■ **Given entries**:
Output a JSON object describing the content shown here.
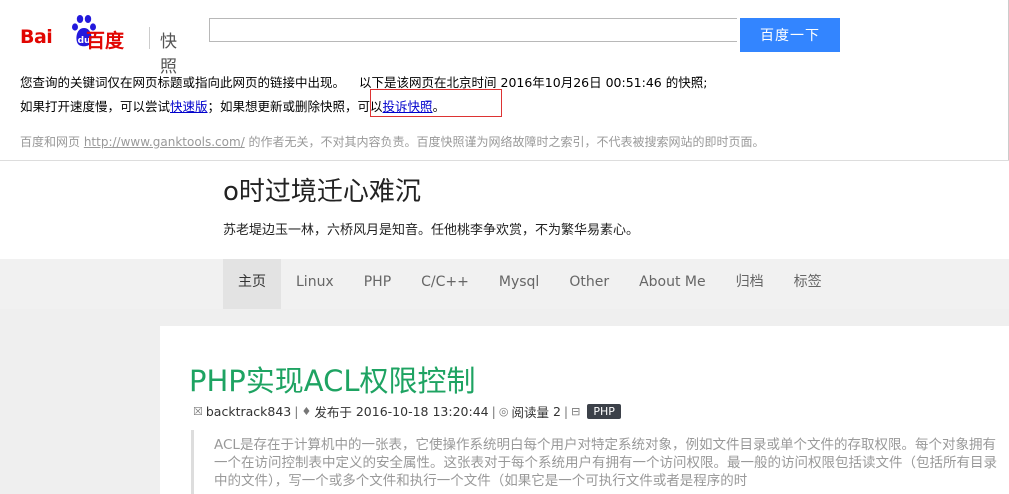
{
  "baidu": {
    "logo_bai": "Bai",
    "logo_du": "du",
    "logo_baidu_hz": "百度",
    "logo_kuaizhao": "快照",
    "search_value": "",
    "search_button": "百度一下",
    "line1_a": "您查询的关键词仅在网页标题或指向此网页的链接中出现。",
    "line1_b": "以下是该网页在北京时间 2016年10月26日 00:51:46 的快照;",
    "line2_a": "如果打开速度慢，可以尝试",
    "line2_link1": "快速版",
    "line2_b": "；如果想更新或删除快照，可以",
    "line2_link2": "投诉快照",
    "line2_c": "。",
    "disc_a": "百度和网页 ",
    "disc_link": "http://www.ganktools.com/",
    "disc_b": " 的作者无关，不对其内容负责。百度快照谨为网络故障时之索引，不代表被搜索网站的即时页面。"
  },
  "blog": {
    "title": "o时过境迁心难沉",
    "description": "苏老堤边玉一林，六桥风月是知音。任他桃李争欢赏，不为繁华易素心。",
    "nav": [
      "主页",
      "Linux",
      "PHP",
      "C/C++",
      "Mysql",
      "Other",
      "About Me",
      "归档",
      "标签"
    ],
    "nav_active": "主页"
  },
  "post": {
    "title": "PHP实现ACL权限控制",
    "author": "backtrack843",
    "published_label": "发布于",
    "published": "2016-10-18 13:20:44",
    "reads_label": "阅读量",
    "reads": "2",
    "tag": "PHP",
    "excerpt_1": "ACL是存在于计算机中的一张表，它使操作系统明白每个用户对特定系统对象，例如文件目录或单个文件的存取权限。每个对象拥有一个在访问控制表中定义的安全属性。这张表对于每个系统用户有拥有一个访问权限。最一般的访问权限包括读文件（包括所有目录中的文件），写一个或多个文件和执行一个文件（如果它是一个可执行文件或者是程序的时"
  },
  "colors": {
    "baidu_red": "#e10602",
    "baidu_blue": "#2319dc",
    "search_button": "#3385ff",
    "post_title": "#1ea362",
    "tag_bg": "#3c4149"
  }
}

■ **Exercise aim**: Every line of text is to be repeated exactly; pictures are left out.

■ **Solution**:
Output a JSON object describing the content shown here.
{
  "baidu": {
    "logo_bai": "Bai",
    "logo_du": "du",
    "logo_baidu_hz": "百度",
    "logo_kuaizhao": "快照",
    "search_value": "",
    "search_button": "百度一下",
    "line1_a": "您查询的关键词仅在网页标题或指向此网页的链接中出现。",
    "line1_b": "以下是该网页在北京时间 2016年10月26日 00:51:46 的快照;",
    "line2_a": "如果打开速度慢，可以尝试",
    "line2_link1": "快速版",
    "line2_b": "；如果想更新或删除快照，可以",
    "line2_link2": "投诉快照",
    "line2_c": "。",
    "disc_a": "百度和网页 ",
    "disc_link": "http://www.ganktools.com/",
    "disc_b": " 的作者无关，不对其内容负责。百度快照谨为网络故障时之索引，不代表被搜索网站的即时页面。"
  },
  "blog": {
    "title": "o时过境迁心难沉",
    "description": "苏老堤边玉一林，六桥风月是知音。任他桃李争欢赏，不为繁华易素心。",
    "nav": [
      "主页",
      "Linux",
      "PHP",
      "C/C++",
      "Mysql",
      "Other",
      "About Me",
      "归档",
      "标签"
    ],
    "nav_active": "主页"
  },
  "post": {
    "title": "PHP实现ACL权限控制",
    "author": "backtrack843",
    "published_label": "发布于",
    "published": "2016-10-18 13:20:44",
    "reads_label": "阅读量",
    "reads": "2",
    "tag": "PHP",
    "excerpt_1": "ACL是存在于计算机中的一张表，它使操作系统明白每个用户对特定系统对象，例如文件目录或单个文件的存取权限。每个对象拥有一个在访问控制表中定义的安全属性。这张表对于每个系统用户有拥有一个访问权限。最一般的访问权限包括读文件（包括所有目录中的文件），写一个或多个文件和执行一个文件（如果它是一个可执行文件或者是程序的时"
  },
  "colors": {
    "baidu_red": "#e10602",
    "baidu_blue": "#2319dc",
    "search_button": "#3385ff",
    "post_title": "#1ea362",
    "tag_bg": "#3c4149"
  }
}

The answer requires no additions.